▶ [Aim of the task] Your task is to copy the data exactly while leaving out every picture.

Text content records for pages:
◇ ◇ ◇ ◇ ◇ ◇ ◇

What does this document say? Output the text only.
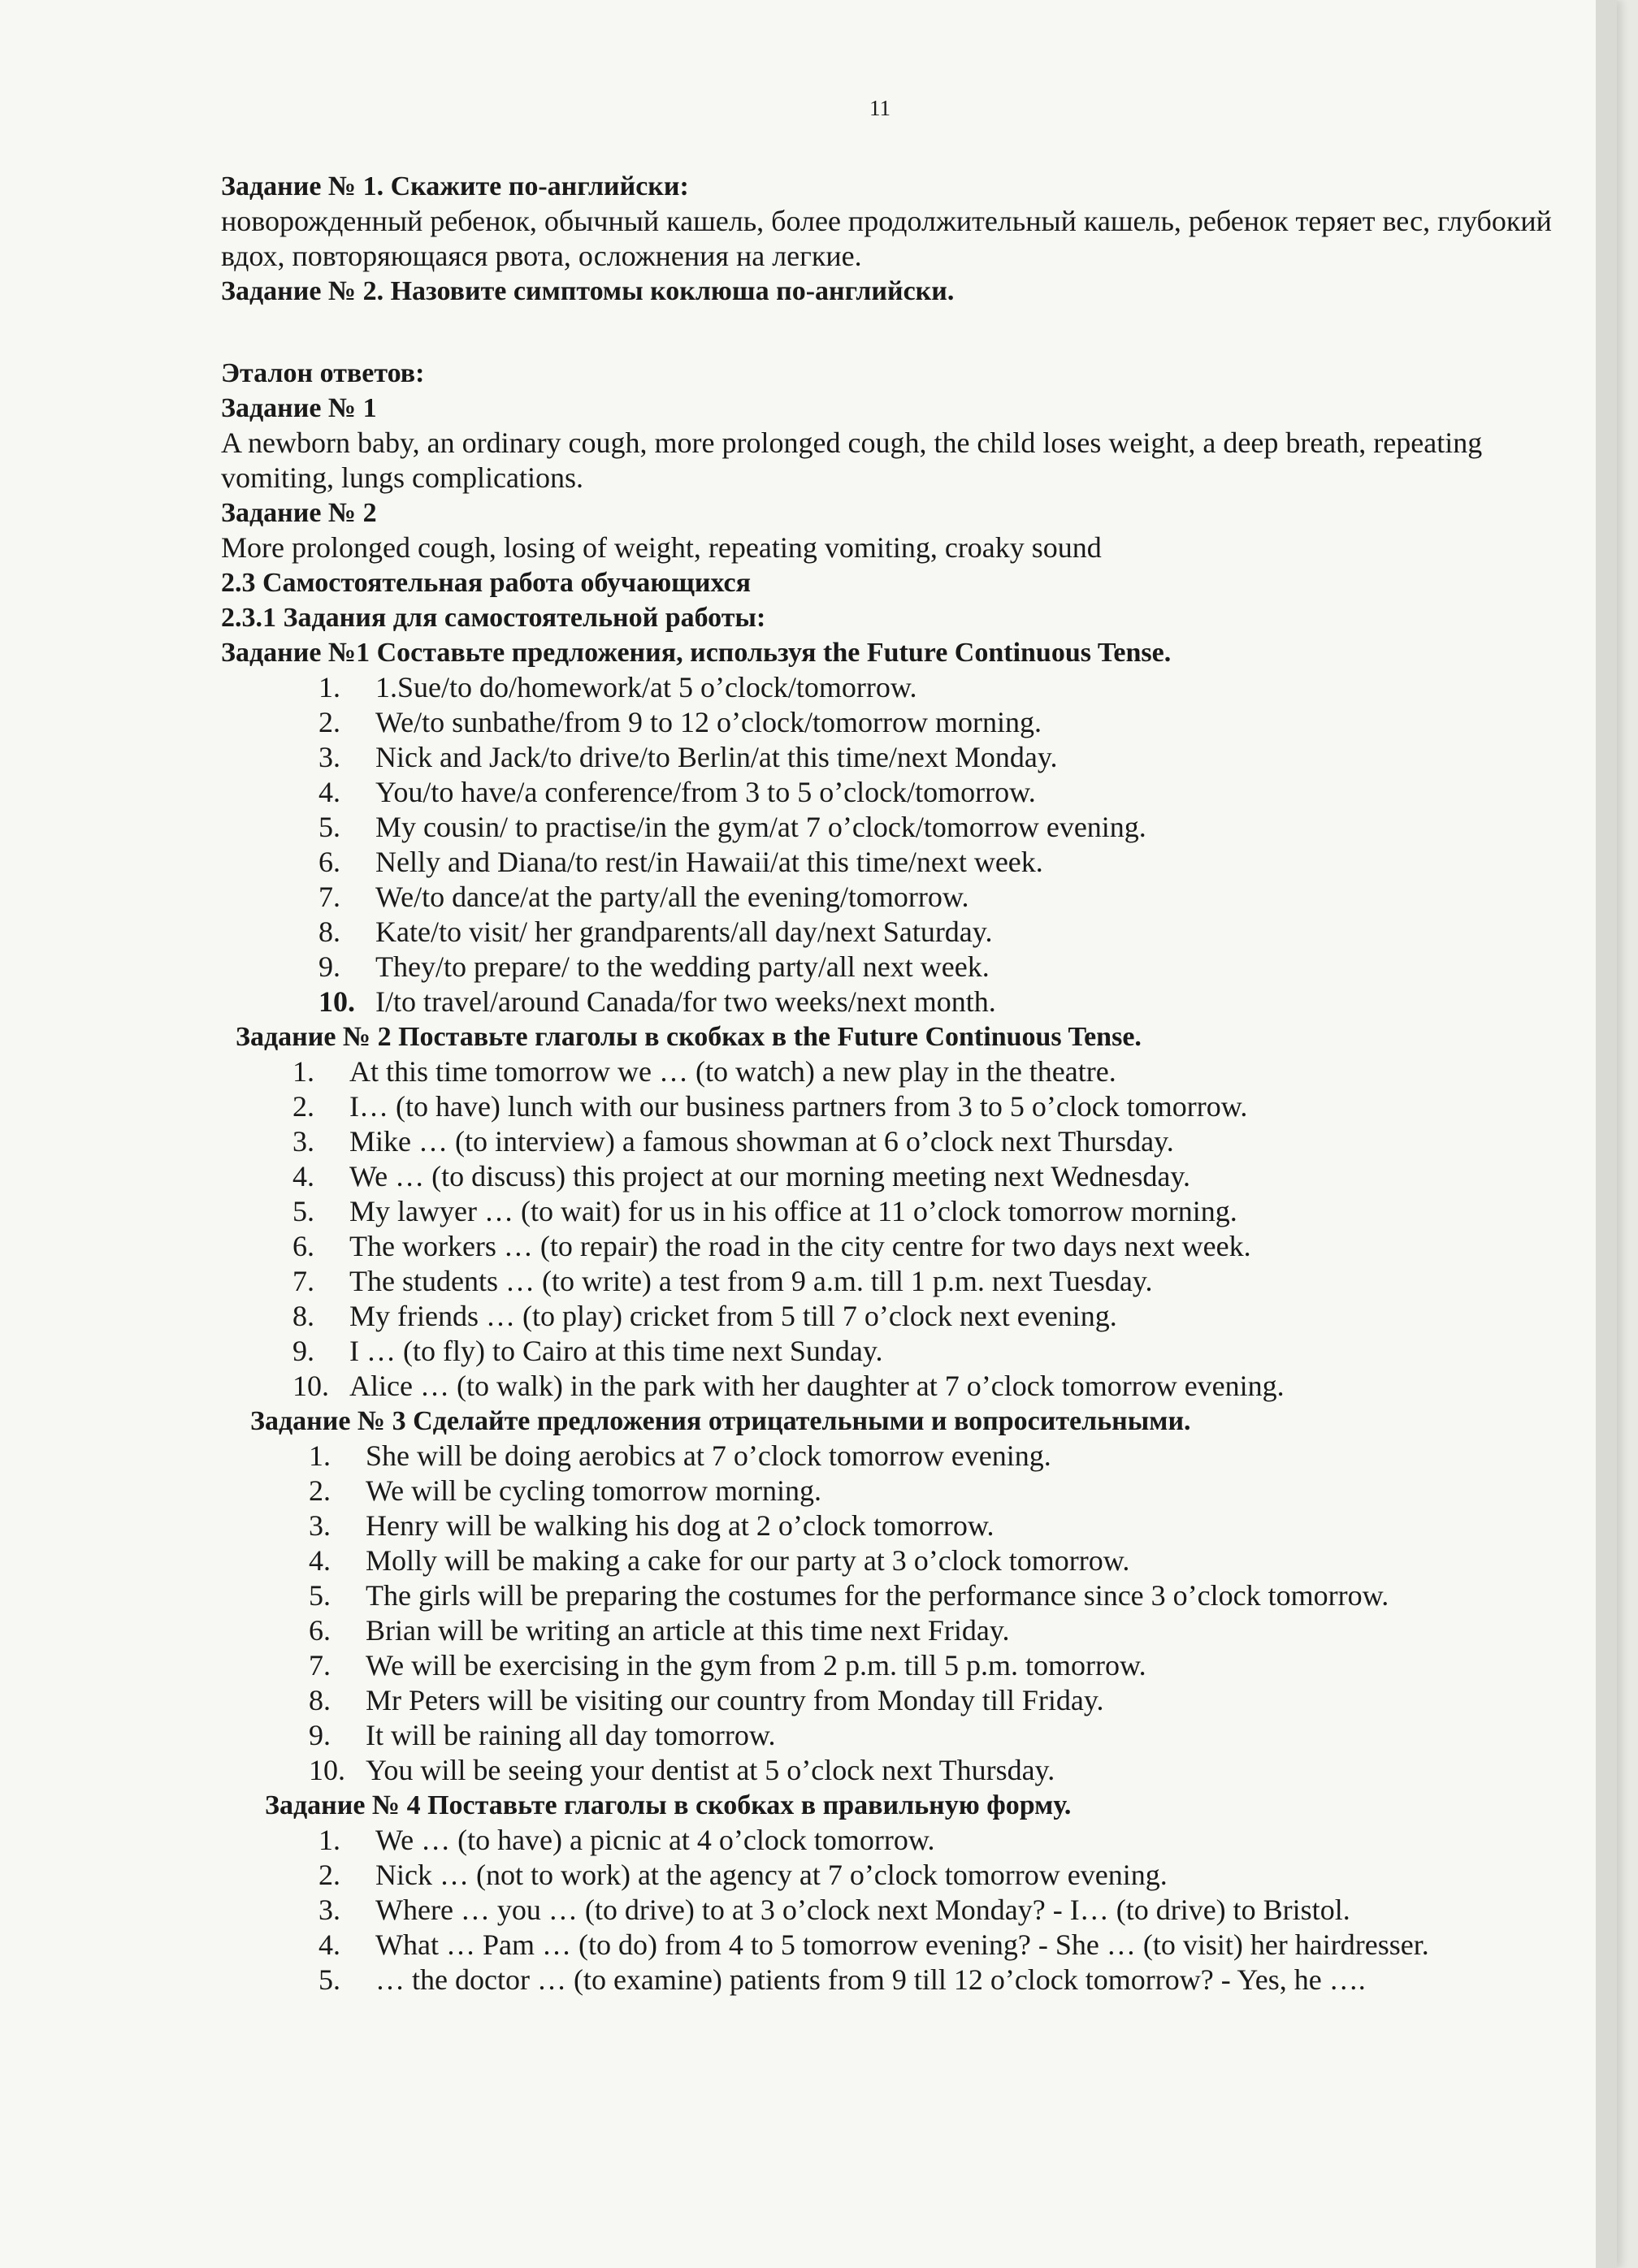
11

Задание № 1. Скажите по-английски:

новорожденный ребенок, обычный кашель, более продолжительный кашель, ребенок теряет вес, глубокий вдох, повторяющаяся рвота, осложнения на легкие.

Задание № 2. Назовите симптомы коклюша по-английски.

Эталон ответов:

Задание № 1

A newborn baby, an ordinary cough, more prolonged cough, the child loses weight, a deep breath, repeating vomiting, lungs complications.

Задание № 2

More prolonged cough, losing of weight, repeating vomiting, croaky sound

2.3 Самостоятельная работа обучающихся

2.3.1 Задания для самостоятельной работы:

Задание №1 Составьте предложения, используя the Future Continuous Tense.

1.	1.Sue/to do/homework/at 5 o’clock/tomorrow.
2.	We/to sunbathe/from 9 to 12 o’clock/tomorrow morning.
3.	Nick and Jack/to drive/to Berlin/at this time/next Monday.
4.	You/to have/a conference/from 3 to 5 o’clock/tomorrow.
5.	My cousin/ to practise/in the gym/at 7 o’clock/tomorrow evening.
6.	Nelly and Diana/to rest/in Hawaii/at this time/next week.
7.	We/to dance/at the party/all the evening/tomorrow.
8.	Kate/to visit/ her grandparents/all day/next Saturday.
9.	They/to prepare/ to the wedding party/all next week.
10. I/to travel/around Canada/for two weeks/next month.

Задание № 2 Поставьте глаголы в скобках в the Future Continuous Tense.

1.	At this time tomorrow we … (to watch) a new play in the theatre.
2.	I… (to have) lunch with our business partners from 3 to 5 o’clock tomorrow.
3.	Mike … (to interview) a famous showman at 6 o’clock next Thursday.
4.	We … (to discuss) this project at our morning meeting next Wednesday.
5.	My lawyer … (to wait) for us in his office at 11 o’clock tomorrow morning.
6.	The workers … (to repair) the road in the city centre for two days next week.
7.	The students … (to write) a test from 9 a.m. till 1 p.m. next Tuesday.
8.	My friends … (to play) cricket from 5 till 7 o’clock next evening.
9.	I … (to fly) to Cairo at this time next Sunday.
10. Alice … (to walk) in the park with her daughter at 7 o’clock tomorrow evening.

Задание № 3 Сделайте предложения отрицательными и вопросительными.

1.	She will be doing aerobics at 7 o’clock tomorrow evening.
2.	We will be cycling tomorrow morning.
3.	Henry will be walking his dog at 2 o’clock tomorrow.
4.	Molly will be making a cake for our party at 3 o’clock tomorrow.
5.	The girls will be preparing the costumes for the performance since 3 o’clock tomorrow.
6.	Brian will be writing an article at this time next Friday.
7.	We will be exercising in the gym from 2 p.m. till 5 p.m. tomorrow.
8.	Mr Peters will be visiting our country from Monday till Friday.
9.	It will be raining all day tomorrow.
10. You will be seeing your dentist at 5 o’clock next Thursday.

Задание № 4 Поставьте глаголы в скобках в правильную форму.

1.	We … (to have) a picnic at 4 o’clock tomorrow.
2.	Nick … (not to work) at the agency at 7 o’clock tomorrow evening.
3.	Where … you … (to drive) to at 3 o’clock next Monday? - I… (to drive) to Bristol.
4.	What … Pam … (to do) from 4 to 5 tomorrow evening? - She … (to visit) her hairdresser.
5.	… the doctor … (to examine) patients from 9 till 12 o’clock tomorrow? - Yes, he ….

◇ ◇ ◇ ◇ ◇ ◇ ◇

▶ [Answer for this exercise]
What does this document say? Output the text only.
11

Задание № 1. Скажите по-английски:

новорожденный ребенок, обычный кашель, более продолжительный кашель, ребенок теряет вес, глубокий вдох, повторяющаяся рвота, осложнения на легкие.

Задание № 2. Назовите симптомы коклюша по-английски.

Эталон ответов:

Задание № 1

A newborn baby, an ordinary cough, more prolonged cough, the child loses weight, a deep breath, repeating vomiting, lungs complications.

Задание № 2

More prolonged cough, losing of weight, repeating vomiting, croaky sound

2.3 Самостоятельная работа обучающихся

2.3.1 Задания для самостоятельной работы:

Задание №1 Составьте предложения, используя the Future Continuous Tense.

1.	1.Sue/to do/homework/at 5 o’clock/tomorrow.
2.	We/to sunbathe/from 9 to 12 o’clock/tomorrow morning.
3.	Nick and Jack/to drive/to Berlin/at this time/next Monday.
4.	You/to have/a conference/from 3 to 5 o’clock/tomorrow.
5.	My cousin/ to practise/in the gym/at 7 o’clock/tomorrow evening.
6.	Nelly and Diana/to rest/in Hawaii/at this time/next week.
7.	We/to dance/at the party/all the evening/tomorrow.
8.	Kate/to visit/ her grandparents/all day/next Saturday.
9.	They/to prepare/ to the wedding party/all next week.
10. I/to travel/around Canada/for two weeks/next month.

Задание № 2 Поставьте глаголы в скобках в the Future Continuous Tense.

1.	At this time tomorrow we … (to watch) a new play in the theatre.
2.	I… (to have) lunch with our business partners from 3 to 5 o’clock tomorrow.
3.	Mike … (to interview) a famous showman at 6 o’clock next Thursday.
4.	We … (to discuss) this project at our morning meeting next Wednesday.
5.	My lawyer … (to wait) for us in his office at 11 o’clock tomorrow morning.
6.	The workers … (to repair) the road in the city centre for two days next week.
7.	The students … (to write) a test from 9 a.m. till 1 p.m. next Tuesday.
8.	My friends … (to play) cricket from 5 till 7 o’clock next evening.
9.	I … (to fly) to Cairo at this time next Sunday.
10. Alice … (to walk) in the park with her daughter at 7 o’clock tomorrow evening.

Задание № 3 Сделайте предложения отрицательными и вопросительными.

1.	She will be doing aerobics at 7 o’clock tomorrow evening.
2.	We will be cycling tomorrow morning.
3.	Henry will be walking his dog at 2 o’clock tomorrow.
4.	Molly will be making a cake for our party at 3 o’clock tomorrow.
5.	The girls will be preparing the costumes for the performance since 3 o’clock tomorrow.
6.	Brian will be writing an article at this time next Friday.
7.	We will be exercising in the gym from 2 p.m. till 5 p.m. tomorrow.
8.	Mr Peters will be visiting our country from Monday till Friday.
9.	It will be raining all day tomorrow.
10. You will be seeing your dentist at 5 o’clock next Thursday.

Задание № 4 Поставьте глаголы в скобках в правильную форму.

1.	We … (to have) a picnic at 4 o’clock tomorrow.
2.	Nick … (not to work) at the agency at 7 o’clock tomorrow evening.
3.	Where … you … (to drive) to at 3 o’clock next Monday? - I… (to drive) to Bristol.
4.	What … Pam … (to do) from 4 to 5 tomorrow evening? - She … (to visit) her hairdresser.
5.	… the doctor … (to examine) patients from 9 till 12 o’clock tomorrow? - Yes, he ….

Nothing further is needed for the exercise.